**BRIEF**
In the records, revise the lines between the line holding "breadcrumb-arcade[interactable]: ARCADE: [167, 114, 214, 126]" and the line holding "explorer-maximize-button[interactable]: [861, 144, 882, 165]", inclusive, replacing "Make a new folder" with "Create a new folder" and leaving everything else in those lines unchanged.

(Records)
-.-.-

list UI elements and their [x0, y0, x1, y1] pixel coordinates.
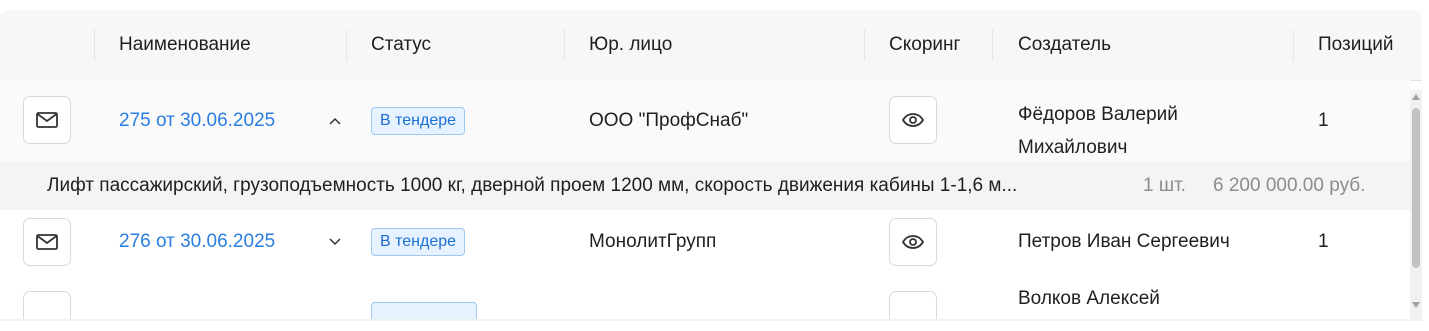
item-row: Лифт пассажирский, грузоподъемность 1000…: [0, 162, 1410, 211]
creator-line: Фёдоров Валерий: [1018, 104, 1178, 125]
header-name[interactable]: Наименование: [119, 10, 251, 80]
status-cell: В тендере: [371, 210, 466, 274]
table-row[interactable]: Волков Алексей: [0, 274, 1410, 321]
status-cell: [371, 300, 477, 321]
order-link[interactable]: 275 от 30.06.2025: [119, 80, 275, 162]
order-link[interactable]: 276 от 30.06.2025: [119, 210, 275, 274]
item-description: Лифт пассажирский, грузоподъемность 1000…: [47, 175, 1018, 196]
vertical-scroll-thumb[interactable]: [1412, 108, 1420, 268]
header-status[interactable]: Статус: [371, 10, 431, 80]
positions-cell: 1: [1318, 110, 1329, 131]
positions-cell: 1: [1318, 231, 1329, 252]
scoring-button[interactable]: [889, 96, 937, 144]
header-divider: [992, 29, 993, 61]
table-row[interactable]: 275 от 30.06.2025 В тендере ООО "ПрофСна…: [0, 80, 1410, 163]
table-header: Наименование Статус Юр. лицо Скоринг Соз…: [0, 10, 1422, 81]
header-legal-entity[interactable]: Юр. лицо: [589, 10, 672, 80]
status-badge: В тендере: [371, 228, 466, 256]
status-badge: В тендере: [371, 107, 466, 135]
vertical-scrollbar[interactable]: [1410, 90, 1422, 321]
header-positions[interactable]: Позиций: [1318, 10, 1393, 80]
mail-button[interactable]: [23, 291, 71, 321]
expand-button[interactable]: [328, 235, 342, 249]
header-divider: [1293, 29, 1294, 61]
eye-icon: [902, 235, 924, 249]
item-price: 6 200 000.00 руб.: [1213, 175, 1366, 196]
creator-line: Волков Алексей: [1018, 288, 1160, 309]
status-cell: В тендере: [371, 80, 466, 162]
header-divider: [864, 29, 865, 61]
scroll-down-arrow[interactable]: [1412, 302, 1420, 308]
legal-entity-cell: ООО "ПрофСнаб": [589, 110, 749, 131]
header-divider: [564, 29, 565, 61]
chevron-up-icon: [329, 117, 341, 125]
legal-entity-cell: МонолитГрупп: [589, 231, 717, 252]
scoring-button[interactable]: [889, 218, 937, 266]
table-row[interactable]: 276 от 30.06.2025 В тендере МонолитГрупп…: [0, 210, 1410, 275]
mail-button[interactable]: [23, 218, 71, 266]
creator-cell: Петров Иван Сергеевич: [1018, 231, 1230, 252]
collapse-button[interactable]: [328, 114, 342, 128]
item-quantity: 1 шт.: [1143, 175, 1186, 196]
header-creator[interactable]: Создатель: [1018, 10, 1111, 80]
scroll-up-arrow[interactable]: [1412, 94, 1420, 100]
creator-cell: Фёдоров Валерий Михайлович: [1018, 98, 1178, 164]
creator-line: Михайлович: [1018, 137, 1128, 158]
horizontal-scrollbar[interactable]: [0, 319, 1422, 321]
header-divider: [346, 29, 347, 61]
mail-button[interactable]: [23, 96, 71, 144]
chevron-down-icon: [329, 238, 341, 246]
header-divider: [94, 29, 95, 61]
eye-icon: [902, 113, 924, 127]
orders-table: Наименование Статус Юр. лицо Скоринг Соз…: [0, 10, 1422, 321]
scoring-button[interactable]: [889, 291, 937, 321]
mail-icon: [36, 234, 58, 250]
header-scoring[interactable]: Скоринг: [889, 10, 960, 80]
mail-icon: [36, 112, 58, 128]
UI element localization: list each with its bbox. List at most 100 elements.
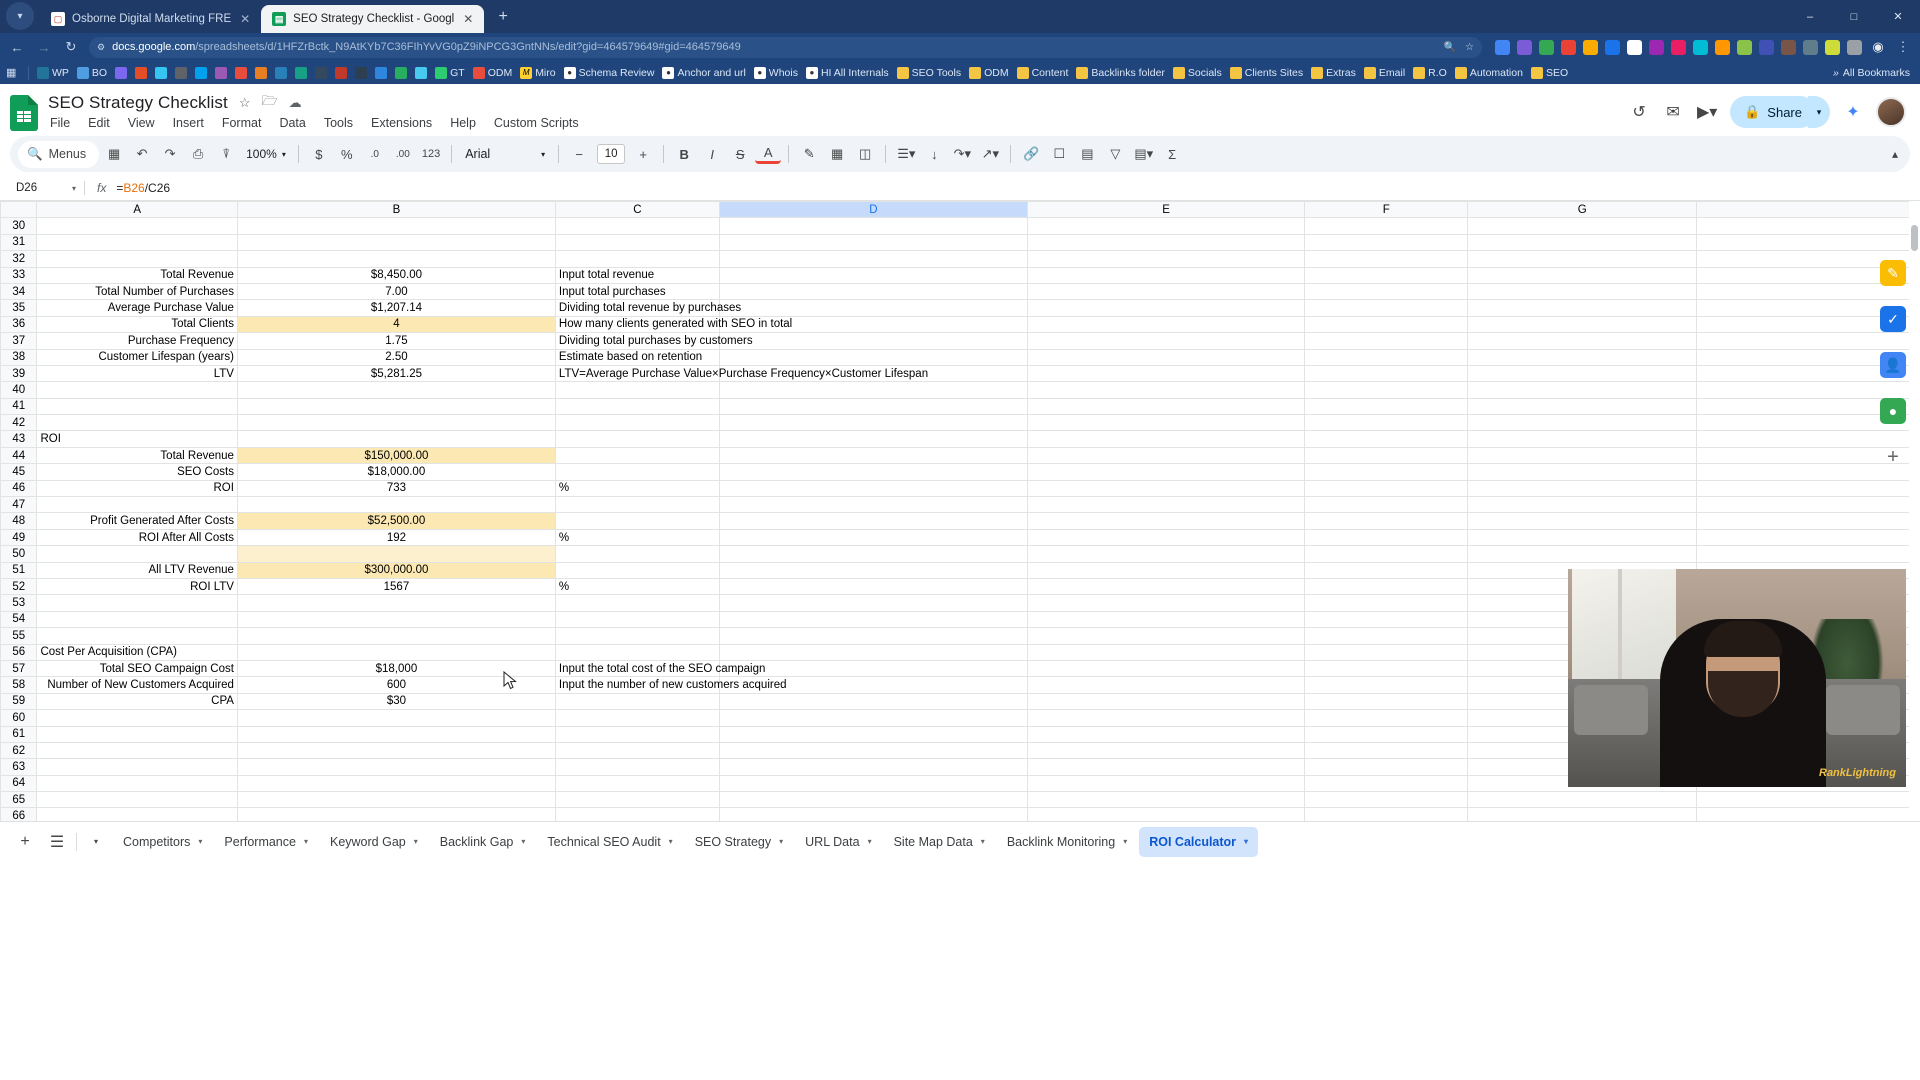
cell-C43[interactable] [554,430,720,448]
cell-B30[interactable] [236,217,556,235]
cell-B47[interactable] [236,496,556,514]
cell-D57[interactable] [718,659,1028,678]
sheet-tab-url-data[interactable]: URL Data ▾ [795,827,881,857]
cell-G35[interactable] [1467,299,1698,317]
cell-A53[interactable] [36,594,238,612]
bold-icon[interactable]: B [671,141,697,167]
star-icon[interactable]: ☆ [239,95,251,111]
cell-A57[interactable]: Total SEO Campaign Cost [36,659,238,678]
bookmark-odm-2[interactable]: ODM [969,66,1009,79]
column-header-E[interactable]: E [1026,201,1306,219]
cell-G30[interactable] [1467,217,1698,235]
cell-D64[interactable] [718,774,1028,793]
cell-F63[interactable] [1304,758,1469,776]
row-header-34[interactable]: 34 [0,282,38,301]
chevron-down-icon[interactable]: ▾ [669,837,673,846]
chevron-down-icon[interactable]: ▾ [779,837,783,846]
cell-B54[interactable] [236,610,556,629]
cell-B64[interactable] [236,774,556,793]
cell-E56[interactable] [1026,643,1306,661]
chevron-down-icon[interactable]: ▾ [198,837,202,846]
cell-D49[interactable] [718,528,1028,547]
cell-E34[interactable] [1026,282,1306,301]
star-icon[interactable]: ☆ [1465,42,1474,53]
cell-E41[interactable] [1026,397,1306,416]
cell-D61[interactable] [718,725,1028,743]
cell-F52[interactable] [1304,577,1469,596]
cell-F33[interactable] [1304,266,1469,284]
move-to-folder-icon[interactable]: 🗁 [261,92,277,114]
extension-icon-7[interactable] [1627,39,1642,55]
cell-E64[interactable] [1026,774,1306,793]
chrome-menu-icon[interactable]: ⋮ [1894,39,1912,55]
row-header-48[interactable]: 48 [0,512,38,530]
cell-F38[interactable] [1304,348,1469,366]
cell-E59[interactable] [1026,692,1306,711]
cell-A65[interactable] [36,791,238,809]
cell-F60[interactable] [1304,709,1469,727]
cell-A40[interactable] [36,381,238,399]
cell-C63[interactable] [554,758,720,776]
extension-icon-9[interactable] [1671,39,1686,55]
sheet-tab-competitors[interactable]: Competitors ▾ [113,827,212,857]
cell-G46[interactable] [1467,479,1698,498]
cell-E53[interactable] [1026,594,1306,612]
sheet-tab-backlink-monitoring[interactable]: Backlink Monitoring ▾ [997,827,1137,857]
cell-A43[interactable]: ROI [36,430,238,448]
share-button[interactable]: 🔒 Share [1730,96,1816,128]
cell-A30[interactable] [36,217,238,235]
cell-C58[interactable]: Input the number of new customers acquir… [554,676,787,694]
back-icon[interactable]: ← [8,40,26,55]
cell-A51[interactable]: All LTV Revenue [36,561,238,579]
cell-A39[interactable]: LTV [36,364,238,383]
cell-D47[interactable] [718,496,1028,514]
cell-E58[interactable] [1026,676,1306,694]
cell-F62[interactable] [1304,741,1469,760]
zoom-icon[interactable]: 🔍 [1444,42,1456,53]
bookmark-icon-only-15[interactable] [355,66,368,79]
bookmark-wp[interactable]: WP [37,66,69,79]
cell-F39[interactable] [1304,364,1469,383]
row-header-53[interactable]: 53 [0,594,38,612]
extension-icon-11[interactable] [1715,39,1730,55]
cell-B38[interactable]: 2.50 [236,348,556,366]
currency-format-icon[interactable]: $ [306,141,332,167]
cell-E37[interactable] [1026,332,1306,350]
chevron-down-icon[interactable]: ▾ [868,837,872,846]
cell-F36[interactable] [1304,315,1469,334]
cell-E65[interactable] [1026,791,1306,809]
cell-C64[interactable] [554,774,720,793]
row-header-54[interactable]: 54 [0,610,38,629]
row-header-55[interactable]: 55 [0,627,38,645]
cell-C54[interactable] [554,610,720,629]
extension-icon-8[interactable] [1649,39,1664,55]
contacts-icon[interactable]: 👤 [1880,352,1906,378]
cell-D60[interactable] [718,709,1028,727]
bookmark-whois[interactable]: ● Whois [753,66,798,79]
column-header-G[interactable]: G [1467,201,1698,219]
cell-A58[interactable]: Number of New Customers Acquired [36,676,238,694]
menu-format[interactable]: Format [220,115,264,131]
cell-C34[interactable]: Input total purchases [554,282,720,301]
close-window-icon[interactable]: ✕ [1876,10,1920,23]
cell-A31[interactable] [36,233,238,252]
cell-C65[interactable] [554,791,720,809]
cell-B63[interactable] [236,758,556,776]
bookmark-icon-only-8[interactable] [215,66,228,79]
cell-D51[interactable] [718,561,1028,579]
all-sheets-icon[interactable]: ☰ [42,827,72,857]
cell-C60[interactable] [554,709,720,727]
cell-C59[interactable] [554,692,720,711]
increase-decimal-icon[interactable]: .00 [390,141,416,167]
cell-F40[interactable] [1304,381,1469,399]
browser-tab-2[interactable]: ▤ SEO Strategy Checklist - Googl ✕ [261,5,485,33]
cell-D44[interactable] [718,446,1028,465]
menu-tools[interactable]: Tools [322,115,355,131]
cell-G45[interactable] [1467,463,1698,481]
functions-icon[interactable]: Σ [1159,141,1185,167]
chevron-down-icon[interactable]: ▾ [1244,837,1248,846]
row-header-61[interactable]: 61 [0,725,38,743]
chevron-down-icon[interactable]: ▾ [1123,837,1127,846]
cell-D30[interactable] [718,217,1028,235]
bookmark-socials[interactable]: Socials [1172,66,1222,79]
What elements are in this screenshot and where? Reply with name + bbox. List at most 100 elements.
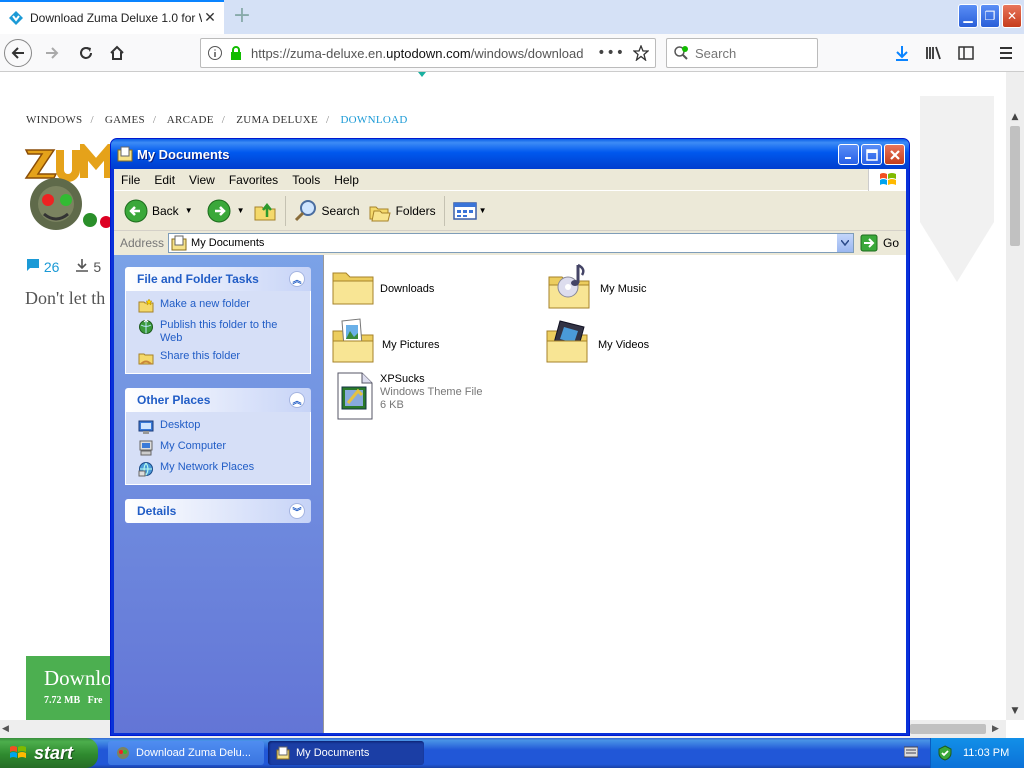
breadcrumb-arcade[interactable]: ARCADE: [167, 114, 214, 126]
expand-chevron-icon[interactable]: ︾: [289, 503, 305, 519]
address-input[interactable]: My Documents: [168, 233, 855, 253]
explorer-minimize-button[interactable]: [838, 144, 859, 165]
hamburger-menu-icon[interactable]: [996, 43, 1016, 63]
browser-tab[interactable]: Download Zuma Deluxe 1.0 for Windows ✕: [0, 0, 224, 34]
toolbar-separator: [443, 195, 445, 226]
file-xpsucks[interactable]: XPSucks Windows Theme File 6 KB: [336, 371, 483, 421]
my-computer-link[interactable]: My Computer: [138, 440, 302, 456]
restore-button[interactable]: ❐: [980, 4, 1000, 28]
windows-logo-icon: [868, 169, 906, 191]
security-shield-icon[interactable]: [937, 745, 953, 761]
search-button[interactable]: Search: [290, 194, 364, 228]
make-new-folder-link[interactable]: Make a new folder: [138, 298, 302, 314]
zuma-logo-icon: [24, 144, 112, 230]
globe-publish-icon: [139, 319, 153, 334]
menu-edit[interactable]: Edit: [147, 173, 182, 187]
menu-tools[interactable]: Tools: [285, 173, 327, 187]
library-icon[interactable]: [924, 43, 944, 63]
menu-favorites[interactable]: Favorites: [222, 173, 285, 187]
share-folder-icon: [138, 353, 154, 365]
menu-file[interactable]: File: [114, 173, 147, 187]
folders-button[interactable]: Folders: [364, 194, 440, 228]
views-dropdown-icon[interactable]: ▼: [479, 206, 487, 215]
tab-close-icon[interactable]: ✕: [202, 10, 218, 26]
page-tagline: Don't let th: [25, 288, 106, 308]
windows-flag-icon: [10, 746, 26, 758]
forward-arrow-icon[interactable]: [38, 39, 66, 67]
start-button[interactable]: start: [0, 738, 98, 768]
share-folder-link[interactable]: Share this folder: [138, 350, 302, 366]
explorer-maximize-button[interactable]: [861, 144, 882, 165]
go-button[interactable]: Go: [860, 234, 899, 252]
details-header[interactable]: Details ︾: [125, 499, 311, 523]
taskbar-item-browser[interactable]: Download Zuma Delu...: [108, 741, 264, 765]
breadcrumb-windows[interactable]: WINDOWS: [26, 114, 82, 126]
file-folder-tasks-header[interactable]: File and Folder Tasks ︽: [125, 267, 311, 291]
my-documents-task-icon: [276, 746, 290, 760]
horizontal-scroll-thumb[interactable]: [910, 724, 986, 734]
desktop-icon: [138, 420, 154, 434]
keyboard-icon[interactable]: [904, 746, 918, 758]
breadcrumb-games[interactable]: GAMES: [105, 114, 145, 126]
views-button[interactable]: ▼: [449, 194, 491, 228]
folder-my-videos[interactable]: My Videos: [546, 317, 649, 363]
folders-icon: [369, 206, 391, 221]
folder-downloads[interactable]: Downloads: [332, 267, 434, 305]
folder-my-pictures[interactable]: My Pictures: [332, 317, 439, 363]
explorer-window: My Documents File Edit View Favorites To…: [110, 138, 910, 736]
info-icon[interactable]: [207, 45, 223, 61]
music-folder-icon: [548, 263, 590, 309]
download-icon[interactable]: [892, 43, 912, 63]
reload-icon[interactable]: [72, 39, 100, 67]
download-count-icon: [76, 259, 89, 272]
folder-my-music[interactable]: My Music: [548, 263, 646, 309]
scroll-right-icon[interactable]: ▶: [992, 720, 999, 738]
views-icon: [452, 201, 477, 220]
url-bar[interactable]: https://zuma-deluxe.en.uptodown.com/wind…: [200, 38, 656, 68]
back-arrow-icon[interactable]: [4, 39, 32, 67]
menu-view[interactable]: View: [182, 173, 222, 187]
breadcrumb: WINDOWS / GAMES / ARCADE / ZUMA DELUXE / DOW…: [26, 114, 408, 126]
up-folder-button[interactable]: [249, 194, 281, 228]
address-label: Address: [120, 236, 165, 250]
forward-dropdown-icon[interactable]: ▼: [237, 206, 245, 215]
address-dropdown-icon[interactable]: [836, 234, 854, 252]
back-button[interactable]: Back ▼: [120, 194, 197, 228]
dropdown-caret-icon: [418, 72, 426, 77]
download-button[interactable]: Download 7.72 MB Fre: [26, 656, 132, 720]
collapse-chevron-icon[interactable]: ︽: [289, 392, 305, 408]
my-network-places-link[interactable]: My Network Places: [138, 461, 302, 477]
clock[interactable]: 11:03 PM: [963, 747, 1009, 759]
explorer-close-button[interactable]: [884, 144, 905, 165]
page-vertical-scrollbar[interactable]: ▲ ▼: [1006, 72, 1024, 720]
desktop-link[interactable]: Desktop: [138, 419, 302, 435]
download-button-label: Download: [44, 666, 132, 690]
search-input[interactable]: [695, 45, 805, 61]
window-controls: ▁ ❐ ✕: [958, 0, 1024, 28]
scroll-left-icon[interactable]: ◀: [2, 720, 9, 738]
publish-folder-link[interactable]: Publish this folder to the Web: [138, 319, 302, 345]
breadcrumb-zuma[interactable]: ZUMA DELUXE: [236, 114, 318, 126]
comments-count[interactable]: 26: [26, 258, 59, 275]
breadcrumb-download[interactable]: DOWNLOAD: [340, 114, 407, 126]
page-actions-icon[interactable]: •••: [597, 45, 625, 61]
new-tab-icon[interactable]: +: [230, 4, 254, 28]
sidebar-icon[interactable]: [956, 43, 976, 63]
comment-icon: [27, 259, 39, 271]
menu-help[interactable]: Help: [327, 173, 366, 187]
forward-button[interactable]: ▼: [203, 194, 249, 228]
explorer-titlebar[interactable]: My Documents: [111, 139, 909, 169]
scroll-up-icon[interactable]: ▲: [1006, 108, 1024, 126]
taskbar-item-my-documents[interactable]: My Documents: [268, 741, 424, 765]
collapse-chevron-icon[interactable]: ︽: [289, 271, 305, 287]
minimize-button[interactable]: ▁: [958, 4, 978, 28]
vertical-scroll-thumb[interactable]: [1010, 126, 1020, 246]
scroll-down-icon[interactable]: ▼: [1006, 702, 1024, 720]
close-button[interactable]: ✕: [1002, 4, 1022, 28]
other-places-header[interactable]: Other Places ︽: [125, 388, 311, 412]
address-folder-icon: [171, 235, 187, 251]
search-bar[interactable]: [666, 38, 818, 68]
home-icon[interactable]: [103, 39, 131, 67]
back-dropdown-icon[interactable]: ▼: [185, 206, 193, 215]
bookmark-star-icon[interactable]: [633, 45, 649, 61]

-.-.-

**WORKED SOLUTION**
breadcrumb-arcade[interactable]: ARCADE: [167, 114, 214, 126]
expand-chevron-icon[interactable]: ︾: [289, 503, 305, 519]
address-input[interactable]: My Documents: [168, 233, 855, 253]
explorer-minimize-button[interactable]: [838, 144, 859, 165]
hamburger-menu-icon[interactable]: [996, 43, 1016, 63]
browser-tab[interactable]: Download Zuma Deluxe 1.0 for Windows ✕: [0, 0, 224, 34]
toolbar-separator: [443, 195, 445, 226]
file-xpsucks[interactable]: XPSucks Windows Theme File 6 KB: [336, 371, 483, 421]
my-computer-link[interactable]: My Computer: [138, 440, 302, 456]
restore-button[interactable]: ❐: [980, 4, 1000, 28]
windows-logo-icon: [868, 169, 906, 191]
security-shield-icon[interactable]: [937, 745, 953, 761]
search-button[interactable]: Search: [290, 194, 364, 228]
make-new-folder-link[interactable]: Create a new folder: [138, 298, 302, 314]
zuma-logo-icon: [24, 144, 112, 230]
globe-publish-icon: [139, 319, 153, 334]
menu-edit[interactable]: Edit: [147, 173, 182, 187]
menu-tools[interactable]: Tools: [285, 173, 327, 187]
library-icon[interactable]: [924, 43, 944, 63]
menu-favorites[interactable]: Favorites: [222, 173, 285, 187]
share-folder-icon: [138, 353, 154, 365]
menu-file[interactable]: File: [114, 173, 147, 187]
folders-button[interactable]: Folders: [364, 194, 440, 228]
views-dropdown-icon[interactable]: ▼: [479, 206, 487, 215]
tab-close-icon[interactable]: ✕: [202, 10, 218, 26]
page-tagline: Don't let th: [25, 288, 106, 308]
windows-flag-icon: [10, 746, 26, 758]
forward-arrow-icon[interactable]: [38, 39, 66, 67]
start-button[interactable]: start: [0, 738, 98, 768]
share-folder-link[interactable]: Share this folder: [138, 350, 302, 366]
explorer-maximize-button[interactable]: [861, 144, 882, 165]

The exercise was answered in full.